• Eingabedaten
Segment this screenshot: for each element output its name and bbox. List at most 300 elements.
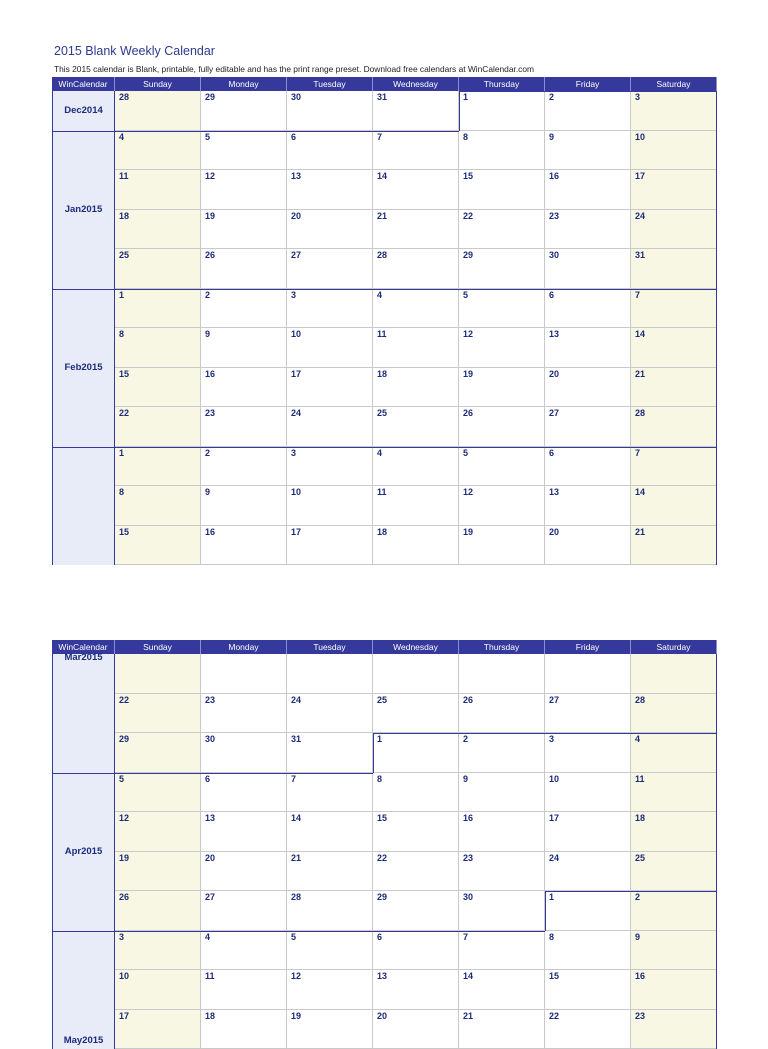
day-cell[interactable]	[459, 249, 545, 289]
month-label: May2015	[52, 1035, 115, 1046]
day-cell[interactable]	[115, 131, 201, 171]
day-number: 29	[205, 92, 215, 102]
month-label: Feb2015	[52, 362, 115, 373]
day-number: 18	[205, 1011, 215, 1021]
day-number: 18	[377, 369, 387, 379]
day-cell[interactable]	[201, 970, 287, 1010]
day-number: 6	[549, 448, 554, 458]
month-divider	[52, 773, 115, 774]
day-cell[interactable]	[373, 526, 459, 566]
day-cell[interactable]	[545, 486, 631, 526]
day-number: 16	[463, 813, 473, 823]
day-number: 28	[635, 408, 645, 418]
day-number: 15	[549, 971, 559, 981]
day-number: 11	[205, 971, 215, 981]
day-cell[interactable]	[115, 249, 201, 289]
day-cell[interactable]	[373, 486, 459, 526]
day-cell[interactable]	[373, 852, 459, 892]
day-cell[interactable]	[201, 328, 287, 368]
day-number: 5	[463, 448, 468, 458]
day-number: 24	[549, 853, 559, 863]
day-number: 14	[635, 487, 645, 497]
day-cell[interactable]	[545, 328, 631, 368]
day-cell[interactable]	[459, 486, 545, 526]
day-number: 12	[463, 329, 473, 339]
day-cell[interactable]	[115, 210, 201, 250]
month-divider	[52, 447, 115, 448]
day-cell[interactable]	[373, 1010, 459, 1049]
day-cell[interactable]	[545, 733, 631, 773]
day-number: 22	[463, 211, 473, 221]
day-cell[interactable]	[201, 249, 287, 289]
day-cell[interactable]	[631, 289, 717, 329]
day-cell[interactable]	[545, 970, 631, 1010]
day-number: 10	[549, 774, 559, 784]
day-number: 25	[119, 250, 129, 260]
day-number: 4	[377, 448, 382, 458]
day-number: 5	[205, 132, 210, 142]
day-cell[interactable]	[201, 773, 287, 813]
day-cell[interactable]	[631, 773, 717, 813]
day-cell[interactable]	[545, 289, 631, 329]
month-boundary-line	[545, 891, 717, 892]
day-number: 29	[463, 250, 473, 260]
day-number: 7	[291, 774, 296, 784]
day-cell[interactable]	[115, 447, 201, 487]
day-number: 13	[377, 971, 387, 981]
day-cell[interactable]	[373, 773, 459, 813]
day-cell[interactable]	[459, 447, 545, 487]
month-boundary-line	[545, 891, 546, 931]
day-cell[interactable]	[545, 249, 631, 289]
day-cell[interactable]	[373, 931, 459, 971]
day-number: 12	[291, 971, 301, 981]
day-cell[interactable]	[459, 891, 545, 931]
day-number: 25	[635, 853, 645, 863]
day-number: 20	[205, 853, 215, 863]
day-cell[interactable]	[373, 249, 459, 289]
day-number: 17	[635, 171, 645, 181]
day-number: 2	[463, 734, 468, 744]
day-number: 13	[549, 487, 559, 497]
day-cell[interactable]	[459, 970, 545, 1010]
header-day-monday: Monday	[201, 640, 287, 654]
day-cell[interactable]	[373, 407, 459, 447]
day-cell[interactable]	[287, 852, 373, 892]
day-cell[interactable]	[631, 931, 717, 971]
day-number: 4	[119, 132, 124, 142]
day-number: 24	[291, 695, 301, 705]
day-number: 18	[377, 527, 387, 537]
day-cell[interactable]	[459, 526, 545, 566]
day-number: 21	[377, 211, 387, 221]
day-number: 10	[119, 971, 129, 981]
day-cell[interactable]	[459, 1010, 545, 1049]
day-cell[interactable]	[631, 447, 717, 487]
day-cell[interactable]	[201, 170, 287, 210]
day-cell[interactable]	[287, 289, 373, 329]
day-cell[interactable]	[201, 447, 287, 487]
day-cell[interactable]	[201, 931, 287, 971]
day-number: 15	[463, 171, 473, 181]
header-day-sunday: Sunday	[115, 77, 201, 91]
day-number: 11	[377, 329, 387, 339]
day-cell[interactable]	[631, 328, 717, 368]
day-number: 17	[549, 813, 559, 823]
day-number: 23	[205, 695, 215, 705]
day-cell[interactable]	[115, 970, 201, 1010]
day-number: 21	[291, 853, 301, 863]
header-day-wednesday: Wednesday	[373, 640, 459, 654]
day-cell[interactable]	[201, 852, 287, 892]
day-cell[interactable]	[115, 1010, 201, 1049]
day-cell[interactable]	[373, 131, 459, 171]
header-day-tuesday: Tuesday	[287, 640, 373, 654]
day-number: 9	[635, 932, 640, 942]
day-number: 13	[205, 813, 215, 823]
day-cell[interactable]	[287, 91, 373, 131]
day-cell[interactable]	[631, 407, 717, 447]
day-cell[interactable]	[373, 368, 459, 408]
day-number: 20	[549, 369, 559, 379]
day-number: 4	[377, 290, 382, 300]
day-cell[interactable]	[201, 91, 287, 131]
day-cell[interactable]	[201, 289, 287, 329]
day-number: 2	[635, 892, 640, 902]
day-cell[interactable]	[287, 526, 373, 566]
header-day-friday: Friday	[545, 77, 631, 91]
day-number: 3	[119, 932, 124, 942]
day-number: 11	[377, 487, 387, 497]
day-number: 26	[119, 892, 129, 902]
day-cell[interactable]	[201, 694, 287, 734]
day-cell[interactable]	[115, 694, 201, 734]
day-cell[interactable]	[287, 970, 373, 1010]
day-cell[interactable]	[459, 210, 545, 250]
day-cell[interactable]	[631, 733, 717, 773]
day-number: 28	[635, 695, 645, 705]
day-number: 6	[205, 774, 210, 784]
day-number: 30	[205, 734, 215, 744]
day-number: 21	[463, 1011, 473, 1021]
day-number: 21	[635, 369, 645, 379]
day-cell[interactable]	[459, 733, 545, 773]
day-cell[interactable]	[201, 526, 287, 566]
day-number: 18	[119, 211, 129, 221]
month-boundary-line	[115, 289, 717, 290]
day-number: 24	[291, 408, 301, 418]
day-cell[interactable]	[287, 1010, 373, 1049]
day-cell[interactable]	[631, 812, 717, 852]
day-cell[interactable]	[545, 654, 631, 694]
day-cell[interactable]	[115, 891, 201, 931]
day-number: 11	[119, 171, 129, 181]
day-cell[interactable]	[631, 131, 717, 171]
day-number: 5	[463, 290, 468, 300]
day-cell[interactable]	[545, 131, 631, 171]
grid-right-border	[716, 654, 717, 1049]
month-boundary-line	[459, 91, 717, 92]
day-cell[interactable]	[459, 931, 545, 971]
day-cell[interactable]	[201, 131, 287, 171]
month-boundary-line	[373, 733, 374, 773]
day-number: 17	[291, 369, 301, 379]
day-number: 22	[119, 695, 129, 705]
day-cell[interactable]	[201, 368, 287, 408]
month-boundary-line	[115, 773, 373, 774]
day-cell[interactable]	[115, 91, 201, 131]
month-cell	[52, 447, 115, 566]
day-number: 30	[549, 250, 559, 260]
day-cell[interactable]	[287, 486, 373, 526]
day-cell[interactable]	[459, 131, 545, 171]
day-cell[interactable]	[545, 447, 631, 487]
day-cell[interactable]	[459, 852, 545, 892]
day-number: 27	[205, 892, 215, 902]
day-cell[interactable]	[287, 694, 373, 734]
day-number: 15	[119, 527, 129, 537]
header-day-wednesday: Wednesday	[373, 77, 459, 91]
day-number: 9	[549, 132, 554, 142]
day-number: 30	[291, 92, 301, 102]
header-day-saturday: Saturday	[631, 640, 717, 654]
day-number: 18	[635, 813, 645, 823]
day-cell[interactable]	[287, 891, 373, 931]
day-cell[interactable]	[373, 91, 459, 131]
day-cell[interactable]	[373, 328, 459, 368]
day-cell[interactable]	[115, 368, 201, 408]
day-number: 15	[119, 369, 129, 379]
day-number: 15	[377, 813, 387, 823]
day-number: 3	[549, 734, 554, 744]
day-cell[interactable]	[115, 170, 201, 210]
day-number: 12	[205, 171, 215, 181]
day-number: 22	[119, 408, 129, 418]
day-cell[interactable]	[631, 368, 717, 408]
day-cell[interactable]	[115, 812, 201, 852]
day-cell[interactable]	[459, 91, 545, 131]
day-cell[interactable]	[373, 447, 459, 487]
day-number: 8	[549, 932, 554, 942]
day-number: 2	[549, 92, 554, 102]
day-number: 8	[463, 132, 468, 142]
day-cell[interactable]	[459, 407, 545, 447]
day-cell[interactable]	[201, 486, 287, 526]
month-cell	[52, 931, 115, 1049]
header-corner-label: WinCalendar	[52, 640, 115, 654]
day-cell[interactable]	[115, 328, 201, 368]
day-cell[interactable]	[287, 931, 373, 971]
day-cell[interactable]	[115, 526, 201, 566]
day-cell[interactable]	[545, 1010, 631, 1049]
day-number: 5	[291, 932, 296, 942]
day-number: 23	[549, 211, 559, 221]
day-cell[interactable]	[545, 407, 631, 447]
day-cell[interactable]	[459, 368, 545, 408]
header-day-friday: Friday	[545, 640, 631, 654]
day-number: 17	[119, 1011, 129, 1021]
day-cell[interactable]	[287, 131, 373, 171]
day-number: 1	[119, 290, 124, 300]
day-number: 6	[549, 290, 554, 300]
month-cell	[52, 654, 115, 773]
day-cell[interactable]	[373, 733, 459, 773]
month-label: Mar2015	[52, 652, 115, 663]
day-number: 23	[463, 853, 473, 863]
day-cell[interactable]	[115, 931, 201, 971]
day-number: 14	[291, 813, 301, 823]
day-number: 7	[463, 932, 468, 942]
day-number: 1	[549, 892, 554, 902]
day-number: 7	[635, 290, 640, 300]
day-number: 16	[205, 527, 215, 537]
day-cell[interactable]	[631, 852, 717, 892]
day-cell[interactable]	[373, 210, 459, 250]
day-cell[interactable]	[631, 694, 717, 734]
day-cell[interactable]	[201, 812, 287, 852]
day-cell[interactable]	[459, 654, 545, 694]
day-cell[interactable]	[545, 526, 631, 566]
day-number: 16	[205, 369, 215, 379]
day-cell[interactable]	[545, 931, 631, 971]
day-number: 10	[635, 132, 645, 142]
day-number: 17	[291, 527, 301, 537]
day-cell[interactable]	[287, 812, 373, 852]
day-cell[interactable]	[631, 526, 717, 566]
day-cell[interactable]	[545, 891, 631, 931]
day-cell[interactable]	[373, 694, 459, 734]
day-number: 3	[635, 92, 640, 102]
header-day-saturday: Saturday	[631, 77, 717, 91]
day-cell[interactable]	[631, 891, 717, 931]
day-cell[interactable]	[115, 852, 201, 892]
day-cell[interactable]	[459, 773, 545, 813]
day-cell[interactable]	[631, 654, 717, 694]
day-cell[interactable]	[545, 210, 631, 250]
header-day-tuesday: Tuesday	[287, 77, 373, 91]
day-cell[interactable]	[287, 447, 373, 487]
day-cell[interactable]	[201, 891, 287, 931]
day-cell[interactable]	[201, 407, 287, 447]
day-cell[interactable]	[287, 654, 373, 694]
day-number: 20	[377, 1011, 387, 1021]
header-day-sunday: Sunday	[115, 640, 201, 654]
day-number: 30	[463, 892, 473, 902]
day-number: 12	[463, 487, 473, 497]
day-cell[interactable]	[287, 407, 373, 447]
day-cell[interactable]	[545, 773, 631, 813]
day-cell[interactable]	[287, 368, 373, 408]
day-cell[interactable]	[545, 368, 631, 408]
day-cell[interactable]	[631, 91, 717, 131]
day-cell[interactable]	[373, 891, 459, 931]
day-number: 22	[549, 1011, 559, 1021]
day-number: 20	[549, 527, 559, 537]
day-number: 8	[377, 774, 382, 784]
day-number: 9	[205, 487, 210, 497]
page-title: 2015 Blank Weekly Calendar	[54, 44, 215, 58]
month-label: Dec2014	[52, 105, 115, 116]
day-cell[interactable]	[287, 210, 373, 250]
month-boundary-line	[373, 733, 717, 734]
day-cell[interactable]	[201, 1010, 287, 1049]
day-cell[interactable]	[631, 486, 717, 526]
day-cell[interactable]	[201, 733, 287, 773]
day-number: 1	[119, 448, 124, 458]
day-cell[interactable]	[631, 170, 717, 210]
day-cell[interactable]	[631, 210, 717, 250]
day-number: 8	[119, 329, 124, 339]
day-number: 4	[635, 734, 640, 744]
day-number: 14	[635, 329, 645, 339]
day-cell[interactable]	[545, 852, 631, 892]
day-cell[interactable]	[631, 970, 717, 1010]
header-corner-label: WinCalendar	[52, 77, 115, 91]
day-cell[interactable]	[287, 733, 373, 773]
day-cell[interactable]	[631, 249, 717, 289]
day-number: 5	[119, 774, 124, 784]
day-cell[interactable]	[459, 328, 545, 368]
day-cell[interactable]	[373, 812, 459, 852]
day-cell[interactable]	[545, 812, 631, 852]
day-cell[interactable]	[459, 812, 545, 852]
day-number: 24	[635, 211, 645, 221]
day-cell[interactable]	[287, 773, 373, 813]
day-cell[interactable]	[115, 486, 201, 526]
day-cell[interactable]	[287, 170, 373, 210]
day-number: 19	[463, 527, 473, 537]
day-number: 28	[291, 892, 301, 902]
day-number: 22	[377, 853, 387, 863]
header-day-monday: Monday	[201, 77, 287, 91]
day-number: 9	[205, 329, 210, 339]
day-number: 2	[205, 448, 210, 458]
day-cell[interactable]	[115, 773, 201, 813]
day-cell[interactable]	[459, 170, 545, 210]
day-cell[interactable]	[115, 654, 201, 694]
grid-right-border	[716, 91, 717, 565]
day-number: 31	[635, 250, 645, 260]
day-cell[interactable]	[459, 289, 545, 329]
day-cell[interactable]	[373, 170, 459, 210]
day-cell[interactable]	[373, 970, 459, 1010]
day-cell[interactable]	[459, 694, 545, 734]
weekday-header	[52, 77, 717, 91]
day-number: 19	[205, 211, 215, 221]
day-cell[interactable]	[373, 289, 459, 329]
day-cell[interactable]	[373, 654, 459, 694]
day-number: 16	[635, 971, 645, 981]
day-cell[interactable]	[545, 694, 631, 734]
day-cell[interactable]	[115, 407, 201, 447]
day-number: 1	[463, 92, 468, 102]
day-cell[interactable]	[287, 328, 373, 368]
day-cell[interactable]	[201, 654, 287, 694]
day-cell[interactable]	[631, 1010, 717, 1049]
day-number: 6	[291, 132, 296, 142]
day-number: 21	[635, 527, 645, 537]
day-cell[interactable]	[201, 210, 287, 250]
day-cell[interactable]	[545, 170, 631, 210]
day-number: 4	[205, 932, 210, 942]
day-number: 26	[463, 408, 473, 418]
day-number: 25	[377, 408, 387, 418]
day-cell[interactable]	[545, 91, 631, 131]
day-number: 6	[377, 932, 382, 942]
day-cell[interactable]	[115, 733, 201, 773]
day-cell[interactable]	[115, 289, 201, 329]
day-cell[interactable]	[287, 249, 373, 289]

• Aufgabe
Wandle die Zeilen der Datensätze oben von der Zeile mit „249, 545, 289]“ bis einschließlich der Zeile mit „773, 287, 813]“ in eine Markdown-Tabelle mit den Spalten „Nr.“ und „Zeile“ um. Leere Zeilen lässt du weg, und jede übrige Zeile erhält eine fortlaufende Nummer.

• Ergebnis
| Nr. | Zeile |
|---|---|
| 1 | day-cell[interactable]	[459, 249, 545, 289] |
| 2 | month-label: May2015	[52, 1035, 115, 1046] |
| 3 | day-cell[interactable]	[115, 131, 201, 171] |
| 4 | day-number: 29	[205, 92, 215, 102] |
| 5 | month-label: Feb2015	[52, 362, 115, 373] |
| 6 | day-number: 18	[205, 1011, 215, 1021] |
| 7 | day-number: 18	[377, 369, 387, 379] |
| 8 | day-cell[interactable]	[201, 970, 287, 1010] |
| 9 | day-number: 6	[549, 448, 554, 458] |
| 10 | month-divider	[52, 773, 115, 774] |
| 11 | day-cell[interactable]	[373, 526, 459, 566] |
| 12 | day-cell[interactable]	[545, 486, 631, 526] |
| 13 | day-number: 16	[463, 813, 473, 823] |
| 14 | day-number: 28	[635, 408, 645, 418] |
| 15 | day-number: 15	[549, 971, 559, 981] |
| 16 | day-number: 11	[205, 971, 215, 981] |
| 17 | day-cell[interactable]	[115, 249, 201, 289] |
| 18 | day-cell[interactable]	[373, 486, 459, 526] |
| 19 | day-cell[interactable]	[373, 852, 459, 892] |
| 20 | day-cell[interactable]	[201, 328, 287, 368] |
| 21 | day-number: 5	[463, 448, 468, 458] |
| 22 | day-number: 24	[549, 853, 559, 863] |
| 23 | day-number: 14	[635, 487, 645, 497] |
| 24 | day-cell[interactable]	[545, 328, 631, 368] |
| 25 | day-cell[interactable]	[459, 486, 545, 526] |
| 26 | day-number: 12	[463, 329, 473, 339] |
| 27 | day-cell[interactable]	[115, 210, 201, 250] |
| 28 | month-divider	[52, 447, 115, 448] |
| 29 | day-cell[interactable]	[373, 1010, 459, 1049] |
| 30 | day-cell[interactable]	[545, 733, 631, 773] |
| 31 | day-number: 22	[463, 211, 473, 221] |
| 32 | day-cell[interactable]	[201, 249, 287, 289] |
| 33 | day-cell[interactable]	[631, 289, 717, 329] |
| 34 | day-cell[interactable]	[545, 970, 631, 1010] |
| 35 | day-number: 10	[549, 774, 559, 784] |
| 36 | day-number: 25	[119, 250, 129, 260] |
| 37 | day-number: 4	[377, 448, 382, 458] |
| 38 | day-number: 5	[205, 132, 210, 142] |
| 39 | day-cell[interactable]	[201, 773, 287, 813] |